▸ The problem:
In the entries below, count every line with the word "page". Return only the count.

▸ Source records:
· · ·

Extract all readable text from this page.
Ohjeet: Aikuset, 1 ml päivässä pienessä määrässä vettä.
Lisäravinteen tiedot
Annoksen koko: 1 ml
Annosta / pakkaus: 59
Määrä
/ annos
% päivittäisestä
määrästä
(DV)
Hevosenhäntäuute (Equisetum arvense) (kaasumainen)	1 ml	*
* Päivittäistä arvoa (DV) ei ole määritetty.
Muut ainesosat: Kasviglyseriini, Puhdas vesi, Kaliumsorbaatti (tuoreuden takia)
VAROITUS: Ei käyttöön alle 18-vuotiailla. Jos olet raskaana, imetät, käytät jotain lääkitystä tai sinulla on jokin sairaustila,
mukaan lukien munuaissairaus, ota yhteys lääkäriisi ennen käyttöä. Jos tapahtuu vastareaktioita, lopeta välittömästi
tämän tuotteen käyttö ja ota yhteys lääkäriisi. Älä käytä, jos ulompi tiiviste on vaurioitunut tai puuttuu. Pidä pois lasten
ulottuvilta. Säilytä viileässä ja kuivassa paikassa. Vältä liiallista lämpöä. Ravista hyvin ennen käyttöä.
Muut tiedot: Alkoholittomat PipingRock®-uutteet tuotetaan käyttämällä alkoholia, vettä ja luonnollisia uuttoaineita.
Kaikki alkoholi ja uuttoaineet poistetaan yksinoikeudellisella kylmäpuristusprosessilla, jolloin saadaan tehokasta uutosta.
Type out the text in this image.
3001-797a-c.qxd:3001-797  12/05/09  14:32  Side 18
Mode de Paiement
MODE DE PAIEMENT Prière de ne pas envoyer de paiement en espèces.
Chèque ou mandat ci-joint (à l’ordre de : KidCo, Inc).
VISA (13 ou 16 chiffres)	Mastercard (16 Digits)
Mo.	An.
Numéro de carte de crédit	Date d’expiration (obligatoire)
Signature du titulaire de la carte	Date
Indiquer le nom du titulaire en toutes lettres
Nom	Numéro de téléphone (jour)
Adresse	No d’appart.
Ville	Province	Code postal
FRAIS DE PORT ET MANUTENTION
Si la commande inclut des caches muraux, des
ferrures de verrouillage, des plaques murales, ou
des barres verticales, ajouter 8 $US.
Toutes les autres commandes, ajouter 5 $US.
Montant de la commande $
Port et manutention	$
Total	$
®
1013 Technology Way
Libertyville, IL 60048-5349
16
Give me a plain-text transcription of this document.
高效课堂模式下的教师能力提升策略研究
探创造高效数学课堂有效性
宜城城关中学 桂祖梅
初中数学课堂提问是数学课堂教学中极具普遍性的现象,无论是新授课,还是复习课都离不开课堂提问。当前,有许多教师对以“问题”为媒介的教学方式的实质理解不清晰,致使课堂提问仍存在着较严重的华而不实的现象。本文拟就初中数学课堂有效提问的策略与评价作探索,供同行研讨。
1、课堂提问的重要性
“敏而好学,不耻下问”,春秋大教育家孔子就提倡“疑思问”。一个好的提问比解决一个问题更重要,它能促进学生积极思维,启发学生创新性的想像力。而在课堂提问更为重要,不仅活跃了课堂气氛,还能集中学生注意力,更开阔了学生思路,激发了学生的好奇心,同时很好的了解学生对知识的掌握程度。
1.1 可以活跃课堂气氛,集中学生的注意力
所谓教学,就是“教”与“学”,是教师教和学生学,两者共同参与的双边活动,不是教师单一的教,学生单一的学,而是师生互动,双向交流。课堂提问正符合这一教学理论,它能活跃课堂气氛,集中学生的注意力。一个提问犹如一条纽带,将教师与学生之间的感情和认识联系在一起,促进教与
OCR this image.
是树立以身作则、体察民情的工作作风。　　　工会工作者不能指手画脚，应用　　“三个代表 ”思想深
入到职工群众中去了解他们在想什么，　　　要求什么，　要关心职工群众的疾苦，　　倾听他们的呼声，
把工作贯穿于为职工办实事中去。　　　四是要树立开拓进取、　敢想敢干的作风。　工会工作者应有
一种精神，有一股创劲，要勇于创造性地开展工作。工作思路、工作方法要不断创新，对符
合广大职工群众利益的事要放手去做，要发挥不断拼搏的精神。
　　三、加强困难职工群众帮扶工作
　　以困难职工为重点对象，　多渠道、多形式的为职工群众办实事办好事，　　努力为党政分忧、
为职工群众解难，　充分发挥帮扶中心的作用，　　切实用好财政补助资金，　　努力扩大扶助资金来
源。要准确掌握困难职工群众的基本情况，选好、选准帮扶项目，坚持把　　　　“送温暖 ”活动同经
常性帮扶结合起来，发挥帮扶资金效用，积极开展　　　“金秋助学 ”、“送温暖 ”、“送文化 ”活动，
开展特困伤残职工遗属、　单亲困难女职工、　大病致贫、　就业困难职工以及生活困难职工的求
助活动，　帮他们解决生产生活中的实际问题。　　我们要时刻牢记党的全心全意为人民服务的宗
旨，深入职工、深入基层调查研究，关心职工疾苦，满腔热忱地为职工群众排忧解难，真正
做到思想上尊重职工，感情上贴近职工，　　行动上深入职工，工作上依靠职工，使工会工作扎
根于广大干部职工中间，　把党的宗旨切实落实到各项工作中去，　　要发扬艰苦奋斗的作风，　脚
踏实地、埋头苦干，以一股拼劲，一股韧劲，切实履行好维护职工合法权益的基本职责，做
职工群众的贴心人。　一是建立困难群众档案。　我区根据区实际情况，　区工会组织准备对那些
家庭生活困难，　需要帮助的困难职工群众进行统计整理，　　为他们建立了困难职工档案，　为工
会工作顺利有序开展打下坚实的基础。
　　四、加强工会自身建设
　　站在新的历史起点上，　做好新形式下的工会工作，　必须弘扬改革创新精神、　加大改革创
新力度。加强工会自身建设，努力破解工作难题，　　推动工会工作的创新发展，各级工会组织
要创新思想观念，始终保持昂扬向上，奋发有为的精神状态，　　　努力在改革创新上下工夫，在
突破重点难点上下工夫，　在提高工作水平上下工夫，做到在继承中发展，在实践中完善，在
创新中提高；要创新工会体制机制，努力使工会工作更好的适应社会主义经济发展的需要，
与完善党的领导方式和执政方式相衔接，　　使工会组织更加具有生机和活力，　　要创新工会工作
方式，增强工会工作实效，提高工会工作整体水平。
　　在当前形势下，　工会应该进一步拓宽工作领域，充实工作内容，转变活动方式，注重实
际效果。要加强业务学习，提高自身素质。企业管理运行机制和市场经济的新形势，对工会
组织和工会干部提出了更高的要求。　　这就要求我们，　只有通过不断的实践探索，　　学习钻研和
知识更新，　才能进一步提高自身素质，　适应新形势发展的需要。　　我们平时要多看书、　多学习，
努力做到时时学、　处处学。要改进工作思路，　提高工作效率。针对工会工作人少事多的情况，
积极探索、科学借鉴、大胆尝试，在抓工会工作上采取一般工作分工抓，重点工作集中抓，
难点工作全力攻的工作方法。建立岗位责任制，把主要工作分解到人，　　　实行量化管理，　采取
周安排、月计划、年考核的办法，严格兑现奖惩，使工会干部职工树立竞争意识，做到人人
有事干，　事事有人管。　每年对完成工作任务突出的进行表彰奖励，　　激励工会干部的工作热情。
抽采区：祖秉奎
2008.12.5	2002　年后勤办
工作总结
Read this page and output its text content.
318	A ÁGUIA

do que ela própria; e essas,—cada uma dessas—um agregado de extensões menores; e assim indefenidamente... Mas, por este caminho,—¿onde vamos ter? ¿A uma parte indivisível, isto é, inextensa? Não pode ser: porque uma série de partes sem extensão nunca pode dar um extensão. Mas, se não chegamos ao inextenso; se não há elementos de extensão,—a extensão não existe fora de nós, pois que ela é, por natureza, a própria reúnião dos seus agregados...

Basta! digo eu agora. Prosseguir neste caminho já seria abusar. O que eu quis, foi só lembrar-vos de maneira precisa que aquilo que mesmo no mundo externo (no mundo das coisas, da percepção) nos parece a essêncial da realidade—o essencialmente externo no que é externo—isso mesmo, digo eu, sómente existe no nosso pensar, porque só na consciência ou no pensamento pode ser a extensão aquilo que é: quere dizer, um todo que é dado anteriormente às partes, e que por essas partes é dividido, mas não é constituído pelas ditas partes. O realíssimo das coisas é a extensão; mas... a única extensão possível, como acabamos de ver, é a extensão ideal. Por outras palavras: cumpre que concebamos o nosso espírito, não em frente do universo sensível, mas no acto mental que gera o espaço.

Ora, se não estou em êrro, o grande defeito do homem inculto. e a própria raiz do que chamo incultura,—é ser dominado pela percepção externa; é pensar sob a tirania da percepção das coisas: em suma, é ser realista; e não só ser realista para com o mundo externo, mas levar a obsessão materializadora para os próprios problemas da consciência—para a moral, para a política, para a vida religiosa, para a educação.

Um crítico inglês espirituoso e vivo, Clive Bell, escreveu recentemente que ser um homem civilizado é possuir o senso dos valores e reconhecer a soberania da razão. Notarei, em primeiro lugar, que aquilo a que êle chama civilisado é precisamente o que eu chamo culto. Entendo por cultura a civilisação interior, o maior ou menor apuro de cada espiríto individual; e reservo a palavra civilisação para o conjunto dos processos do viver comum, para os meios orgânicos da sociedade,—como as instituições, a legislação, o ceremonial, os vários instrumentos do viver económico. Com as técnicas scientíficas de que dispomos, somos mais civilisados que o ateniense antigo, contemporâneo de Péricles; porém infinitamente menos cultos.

· · ·

▸ Written response:
2